* Begin *

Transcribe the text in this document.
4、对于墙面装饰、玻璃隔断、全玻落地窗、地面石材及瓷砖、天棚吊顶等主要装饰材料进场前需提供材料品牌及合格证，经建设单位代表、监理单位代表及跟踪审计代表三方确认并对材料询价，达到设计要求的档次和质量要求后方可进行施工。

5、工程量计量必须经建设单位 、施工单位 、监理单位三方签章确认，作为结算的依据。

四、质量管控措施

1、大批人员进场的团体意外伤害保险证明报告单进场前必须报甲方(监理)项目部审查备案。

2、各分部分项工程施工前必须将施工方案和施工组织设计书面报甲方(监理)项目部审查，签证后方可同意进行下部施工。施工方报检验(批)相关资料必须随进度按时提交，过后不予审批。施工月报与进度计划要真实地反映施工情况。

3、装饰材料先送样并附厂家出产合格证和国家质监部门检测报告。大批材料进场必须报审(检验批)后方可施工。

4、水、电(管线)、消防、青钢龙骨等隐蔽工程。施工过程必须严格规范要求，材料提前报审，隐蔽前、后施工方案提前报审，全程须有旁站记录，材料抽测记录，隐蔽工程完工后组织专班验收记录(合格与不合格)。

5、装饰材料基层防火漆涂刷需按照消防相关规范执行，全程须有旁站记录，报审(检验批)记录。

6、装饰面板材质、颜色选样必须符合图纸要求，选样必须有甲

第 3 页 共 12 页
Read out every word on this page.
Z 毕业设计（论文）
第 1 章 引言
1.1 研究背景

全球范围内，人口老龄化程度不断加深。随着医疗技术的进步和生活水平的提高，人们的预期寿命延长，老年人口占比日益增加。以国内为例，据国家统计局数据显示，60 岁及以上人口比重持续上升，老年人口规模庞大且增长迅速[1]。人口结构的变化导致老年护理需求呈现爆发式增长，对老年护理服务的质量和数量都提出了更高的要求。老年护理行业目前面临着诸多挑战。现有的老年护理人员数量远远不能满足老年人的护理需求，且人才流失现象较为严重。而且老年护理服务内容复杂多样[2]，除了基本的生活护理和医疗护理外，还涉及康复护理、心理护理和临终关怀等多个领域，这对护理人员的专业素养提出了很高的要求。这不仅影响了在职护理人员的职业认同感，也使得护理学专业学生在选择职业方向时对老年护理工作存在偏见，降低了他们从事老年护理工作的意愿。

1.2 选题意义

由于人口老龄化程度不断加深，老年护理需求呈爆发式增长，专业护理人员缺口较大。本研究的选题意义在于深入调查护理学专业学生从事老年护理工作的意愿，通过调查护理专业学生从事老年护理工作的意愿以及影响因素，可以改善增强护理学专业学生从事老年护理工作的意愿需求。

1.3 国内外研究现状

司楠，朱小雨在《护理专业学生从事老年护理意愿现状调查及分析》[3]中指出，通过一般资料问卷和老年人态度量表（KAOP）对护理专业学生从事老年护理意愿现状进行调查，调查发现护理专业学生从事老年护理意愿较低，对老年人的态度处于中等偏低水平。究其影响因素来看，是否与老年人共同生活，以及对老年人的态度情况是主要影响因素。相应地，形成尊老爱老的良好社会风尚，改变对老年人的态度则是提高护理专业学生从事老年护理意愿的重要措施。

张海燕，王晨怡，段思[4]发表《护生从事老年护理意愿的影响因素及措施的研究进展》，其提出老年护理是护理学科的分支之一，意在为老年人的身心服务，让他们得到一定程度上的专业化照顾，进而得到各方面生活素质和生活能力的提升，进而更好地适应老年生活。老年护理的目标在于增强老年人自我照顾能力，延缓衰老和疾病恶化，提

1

* End *

* _WHAT THE TASK ASKS_:
Set down the listing above in full, please, exactly as it appears.

* _SOLUTION_:
Transcribe the text in this document.
4、对于墙面装饰、玻璃隔断、全玻落地窗、地面石材及瓷砖、天棚吊顶等主要装饰材料进场前需提供材料品牌及合格证，经建设单位代表、监理单位代表及跟踪审计代表三方确认并对材料询价，达到设计要求的档次和质量要求后方可进行施工。

5、工程量计量必须经建设单位 、施工单位 、监理单位三方签章确认，作为结算的依据。

四、质量管控措施

1、大批人员进场的团体意外伤害保险证明报告单进场前必须报甲方(监理)项目部审查备案。

2、各分部分项工程施工前必须将施工方案和施工组织设计书面报甲方(监理)项目部审查，签证后方可同意进行下部施工。施工方报检验(批)相关资料必须随进度按时提交，过后不予审批。施工月报与进度计划要真实地反映施工情况。

3、装饰材料先送样并附厂家出产合格证和国家质监部门检测报告。大批材料进场必须报审(检验批)后方可施工。

4、水、电(管线)、消防、青钢龙骨等隐蔽工程。施工过程必须严格规范要求，材料提前报审，隐蔽前、后施工方案提前报审，全程须有旁站记录，材料抽测记录，隐蔽工程完工后组织专班验收记录(合格与不合格)。

5、装饰材料基层防火漆涂刷需按照消防相关规范执行，全程须有旁站记录，报审(检验批)记录。

6、装饰面板材质、颜色选样必须符合图纸要求，选样必须有甲

第 3 页 共 12 页
Read out every word on this page.
Z 毕业设计（论文）
第 1 章 引言
1.1 研究背景

全球范围内，人口老龄化程度不断加深。随着医疗技术的进步和生活水平的提高，人们的预期寿命延长，老年人口占比日益增加。以国内为例，据国家统计局数据显示，60 岁及以上人口比重持续上升，老年人口规模庞大且增长迅速[1]。人口结构的变化导致老年护理需求呈现爆发式增长，对老年护理服务的质量和数量都提出了更高的要求。老年护理行业目前面临着诸多挑战。现有的老年护理人员数量远远不能满足老年人的护理需求，且人才流失现象较为严重。而且老年护理服务内容复杂多样[2]，除了基本的生活护理和医疗护理外，还涉及康复护理、心理护理和临终关怀等多个领域，这对护理人员的专业素养提出了很高的要求。这不仅影响了在职护理人员的职业认同感，也使得护理学专业学生在选择职业方向时对老年护理工作存在偏见，降低了他们从事老年护理工作的意愿。

1.2 选题意义

由于人口老龄化程度不断加深，老年护理需求呈爆发式增长，专业护理人员缺口较大。本研究的选题意义在于深入调查护理学专业学生从事老年护理工作的意愿，通过调查护理专业学生从事老年护理工作的意愿以及影响因素，可以改善增强护理学专业学生从事老年护理工作的意愿需求。

1.3 国内外研究现状

司楠，朱小雨在《护理专业学生从事老年护理意愿现状调查及分析》[3]中指出，通过一般资料问卷和老年人态度量表（KAOP）对护理专业学生从事老年护理意愿现状进行调查，调查发现护理专业学生从事老年护理意愿较低，对老年人的态度处于中等偏低水平。究其影响因素来看，是否与老年人共同生活，以及对老年人的态度情况是主要影响因素。相应地，形成尊老爱老的良好社会风尚，改变对老年人的态度则是提高护理专业学生从事老年护理意愿的重要措施。

张海燕，王晨怡，段思[4]发表《护生从事老年护理意愿的影响因素及措施的研究进展》，其提出老年护理是护理学科的分支之一，意在为老年人的身心服务，让他们得到一定程度上的专业化照顾，进而得到各方面生活素质和生活能力的提升，进而更好地适应老年生活。老年护理的目标在于增强老年人自我照顾能力，延缓衰老和疾病恶化，提

1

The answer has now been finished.